### WHAT THE TASK REQUIRES
Restate the full set of records exactly, without adding or dropping a word.

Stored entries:
━━━━

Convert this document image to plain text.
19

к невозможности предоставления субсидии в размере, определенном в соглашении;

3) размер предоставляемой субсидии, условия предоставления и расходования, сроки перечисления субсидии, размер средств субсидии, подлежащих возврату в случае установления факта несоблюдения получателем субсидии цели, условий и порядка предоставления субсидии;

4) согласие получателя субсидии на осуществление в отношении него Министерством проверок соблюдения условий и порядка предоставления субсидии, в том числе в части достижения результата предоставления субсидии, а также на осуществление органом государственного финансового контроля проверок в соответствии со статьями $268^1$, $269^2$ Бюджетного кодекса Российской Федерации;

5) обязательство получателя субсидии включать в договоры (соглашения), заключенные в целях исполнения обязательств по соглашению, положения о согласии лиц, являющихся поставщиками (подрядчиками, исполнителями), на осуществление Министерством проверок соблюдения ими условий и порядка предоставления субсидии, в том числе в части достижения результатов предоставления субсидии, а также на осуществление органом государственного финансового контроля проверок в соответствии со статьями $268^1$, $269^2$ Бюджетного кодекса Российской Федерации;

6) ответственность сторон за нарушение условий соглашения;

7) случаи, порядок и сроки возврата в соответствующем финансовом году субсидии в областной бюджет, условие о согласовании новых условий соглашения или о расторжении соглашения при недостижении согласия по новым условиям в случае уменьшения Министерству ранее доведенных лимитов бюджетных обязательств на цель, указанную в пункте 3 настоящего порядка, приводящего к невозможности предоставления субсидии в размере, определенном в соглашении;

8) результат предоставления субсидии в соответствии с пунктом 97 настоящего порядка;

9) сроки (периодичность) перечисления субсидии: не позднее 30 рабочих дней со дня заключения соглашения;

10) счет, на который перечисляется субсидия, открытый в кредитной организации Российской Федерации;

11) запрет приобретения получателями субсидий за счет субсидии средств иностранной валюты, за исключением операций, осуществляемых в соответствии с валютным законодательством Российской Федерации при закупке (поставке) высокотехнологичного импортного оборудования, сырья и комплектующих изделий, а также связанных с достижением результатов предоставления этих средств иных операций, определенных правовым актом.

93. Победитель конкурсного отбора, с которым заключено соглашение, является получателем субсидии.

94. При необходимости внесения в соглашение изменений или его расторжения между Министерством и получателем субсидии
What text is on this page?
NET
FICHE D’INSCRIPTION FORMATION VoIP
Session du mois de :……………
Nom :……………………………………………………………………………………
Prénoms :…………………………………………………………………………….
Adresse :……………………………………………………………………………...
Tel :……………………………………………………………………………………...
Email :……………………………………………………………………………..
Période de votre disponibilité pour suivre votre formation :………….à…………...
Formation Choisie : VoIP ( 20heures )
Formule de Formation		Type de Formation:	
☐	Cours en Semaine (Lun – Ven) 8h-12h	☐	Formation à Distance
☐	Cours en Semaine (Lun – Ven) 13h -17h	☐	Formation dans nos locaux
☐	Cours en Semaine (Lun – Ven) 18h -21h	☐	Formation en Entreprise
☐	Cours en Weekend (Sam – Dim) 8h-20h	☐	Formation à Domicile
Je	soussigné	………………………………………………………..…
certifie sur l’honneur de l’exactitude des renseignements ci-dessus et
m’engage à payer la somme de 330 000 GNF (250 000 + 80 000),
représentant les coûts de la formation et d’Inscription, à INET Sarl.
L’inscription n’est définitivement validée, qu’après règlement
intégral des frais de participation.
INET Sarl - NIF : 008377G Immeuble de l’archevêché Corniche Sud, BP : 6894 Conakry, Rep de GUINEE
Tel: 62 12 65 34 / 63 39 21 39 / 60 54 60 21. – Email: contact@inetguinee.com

━━━━

### ANSWER BELOW
Convert this document image to plain text.
19

к невозможности предоставления субсидии в размере, определенном в соглашении;

3) размер предоставляемой субсидии, условия предоставления и расходования, сроки перечисления субсидии, размер средств субсидии, подлежащих возврату в случае установления факта несоблюдения получателем субсидии цели, условий и порядка предоставления субсидии;

4) согласие получателя субсидии на осуществление в отношении него Министерством проверок соблюдения условий и порядка предоставления субсидии, в том числе в части достижения результата предоставления субсидии, а также на осуществление органом государственного финансового контроля проверок в соответствии со статьями $268^1$, $269^2$ Бюджетного кодекса Российской Федерации;

5) обязательство получателя субсидии включать в договоры (соглашения), заключенные в целях исполнения обязательств по соглашению, положения о согласии лиц, являющихся поставщиками (подрядчиками, исполнителями), на осуществление Министерством проверок соблюдения ими условий и порядка предоставления субсидии, в том числе в части достижения результатов предоставления субсидии, а также на осуществление органом государственного финансового контроля проверок в соответствии со статьями $268^1$, $269^2$ Бюджетного кодекса Российской Федерации;

6) ответственность сторон за нарушение условий соглашения;

7) случаи, порядок и сроки возврата в соответствующем финансовом году субсидии в областной бюджет, условие о согласовании новых условий соглашения или о расторжении соглашения при недостижении согласия по новым условиям в случае уменьшения Министерству ранее доведенных лимитов бюджетных обязательств на цель, указанную в пункте 3 настоящего порядка, приводящего к невозможности предоставления субсидии в размере, определенном в соглашении;

8) результат предоставления субсидии в соответствии с пунктом 97 настоящего порядка;

9) сроки (периодичность) перечисления субсидии: не позднее 30 рабочих дней со дня заключения соглашения;

10) счет, на который перечисляется субсидия, открытый в кредитной организации Российской Федерации;

11) запрет приобретения получателями субсидий за счет субсидии средств иностранной валюты, за исключением операций, осуществляемых в соответствии с валютным законодательством Российской Федерации при закупке (поставке) высокотехнологичного импортного оборудования, сырья и комплектующих изделий, а также связанных с достижением результатов предоставления этих средств иных операций, определенных правовым актом.

93. Победитель конкурсного отбора, с которым заключено соглашение, является получателем субсидии.

94. При необходимости внесения в соглашение изменений или его расторжения между Министерством и получателем субсидии
What text is on this page?
NET
FICHE D’INSCRIPTION FORMATION VoIP
Session du mois de :……………
Nom :……………………………………………………………………………………
Prénoms :…………………………………………………………………………….
Adresse :……………………………………………………………………………...
Tel :……………………………………………………………………………………...
Email :……………………………………………………………………………..
Période de votre disponibilité pour suivre votre formation :………….à…………...
Formation Choisie : VoIP ( 20heures )
Formule de Formation		Type de Formation:	
☐	Cours en Semaine (Lun – Ven) 8h-12h	☐	Formation à Distance
☐	Cours en Semaine (Lun – Ven) 13h -17h	☐	Formation dans nos locaux
☐	Cours en Semaine (Lun – Ven) 18h -21h	☐	Formation en Entreprise
☐	Cours en Weekend (Sam – Dim) 8h-20h	☐	Formation à Domicile
Je	soussigné	………………………………………………………..…
certifie sur l’honneur de l’exactitude des renseignements ci-dessus et
m’engage à payer la somme de 330 000 GNF (250 000 + 80 000),
représentant les coûts de la formation et d’Inscription, à INET Sarl.
L’inscription n’est définitivement validée, qu’après règlement
intégral des frais de participation.
INET Sarl - NIF : 008377G Immeuble de l’archevêché Corniche Sud, BP : 6894 Conakry, Rep de GUINEE
Tel: 62 12 65 34 / 63 39 21 39 / 60 54 60 21. – Email: contact@inetguinee.com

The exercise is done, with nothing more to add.